■ **Problem statement**: What follows is a block of records; restate each one word for word.
** Begin Records for this task **
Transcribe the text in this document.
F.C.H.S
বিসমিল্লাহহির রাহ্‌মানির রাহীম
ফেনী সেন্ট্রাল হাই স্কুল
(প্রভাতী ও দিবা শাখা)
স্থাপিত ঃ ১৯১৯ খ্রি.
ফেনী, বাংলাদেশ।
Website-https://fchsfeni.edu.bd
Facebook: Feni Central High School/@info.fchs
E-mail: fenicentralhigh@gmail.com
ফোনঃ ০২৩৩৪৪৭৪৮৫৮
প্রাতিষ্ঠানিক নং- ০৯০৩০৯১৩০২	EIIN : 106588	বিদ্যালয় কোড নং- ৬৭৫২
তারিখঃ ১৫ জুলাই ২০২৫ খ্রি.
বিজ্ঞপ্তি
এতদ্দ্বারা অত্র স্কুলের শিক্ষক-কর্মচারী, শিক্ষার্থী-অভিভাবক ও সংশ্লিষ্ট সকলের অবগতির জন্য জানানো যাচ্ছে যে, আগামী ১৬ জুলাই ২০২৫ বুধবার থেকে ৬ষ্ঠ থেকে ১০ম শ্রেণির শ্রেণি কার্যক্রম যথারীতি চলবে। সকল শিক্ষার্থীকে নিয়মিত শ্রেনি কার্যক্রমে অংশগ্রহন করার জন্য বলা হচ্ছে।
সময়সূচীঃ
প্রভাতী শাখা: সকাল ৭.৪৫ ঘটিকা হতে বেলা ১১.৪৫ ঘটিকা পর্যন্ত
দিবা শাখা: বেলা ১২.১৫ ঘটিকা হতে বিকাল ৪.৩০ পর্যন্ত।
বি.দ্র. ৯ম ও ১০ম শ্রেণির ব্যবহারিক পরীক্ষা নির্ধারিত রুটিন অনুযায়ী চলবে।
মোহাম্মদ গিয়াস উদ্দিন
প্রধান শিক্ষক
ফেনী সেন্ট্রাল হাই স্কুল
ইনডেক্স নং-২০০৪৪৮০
** End Records for this task **
■ **Answer in full**:
Transcribe the text in this document.
F.C.H.S
বিসমিল্লাহহির রাহ্‌মানির রাহীম
ফেনী সেন্ট্রাল হাই স্কুল
(প্রভাতী ও দিবা শাখা)
স্থাপিত ঃ ১৯১৯ খ্রি.
ফেনী, বাংলাদেশ।
Website-https://fchsfeni.edu.bd
Facebook: Feni Central High School/@info.fchs
E-mail: fenicentralhigh@gmail.com
ফোনঃ ০২৩৩৪৪৭৪৮৫৮
প্রাতিষ্ঠানিক নং- ০৯০৩০৯১৩০২	EIIN : 106588	বিদ্যালয় কোড নং- ৬৭৫২
তারিখঃ ১৫ জুলাই ২০২৫ খ্রি.
বিজ্ঞপ্তি
এতদ্দ্বারা অত্র স্কুলের শিক্ষক-কর্মচারী, শিক্ষার্থী-অভিভাবক ও সংশ্লিষ্ট সকলের অবগতির জন্য জানানো যাচ্ছে যে, আগামী ১৬ জুলাই ২০২৫ বুধবার থেকে ৬ষ্ঠ থেকে ১০ম শ্রেণির শ্রেণি কার্যক্রম যথারীতি চলবে। সকল শিক্ষার্থীকে নিয়মিত শ্রেনি কার্যক্রমে অংশগ্রহন করার জন্য বলা হচ্ছে।
সময়সূচীঃ
প্রভাতী শাখা: সকাল ৭.৪৫ ঘটিকা হতে বেলা ১১.৪৫ ঘটিকা পর্যন্ত
দিবা শাখা: বেলা ১২.১৫ ঘটিকা হতে বিকাল ৪.৩০ পর্যন্ত।
বি.দ্র. ৯ম ও ১০ম শ্রেণির ব্যবহারিক পরীক্ষা নির্ধারিত রুটিন অনুযায়ী চলবে।
মোহাম্মদ গিয়াস উদ্দিন
প্রধান শিক্ষক
ফেনী সেন্ট্রাল হাই স্কুল
ইনডেক্স নং-২০০৪৪৮০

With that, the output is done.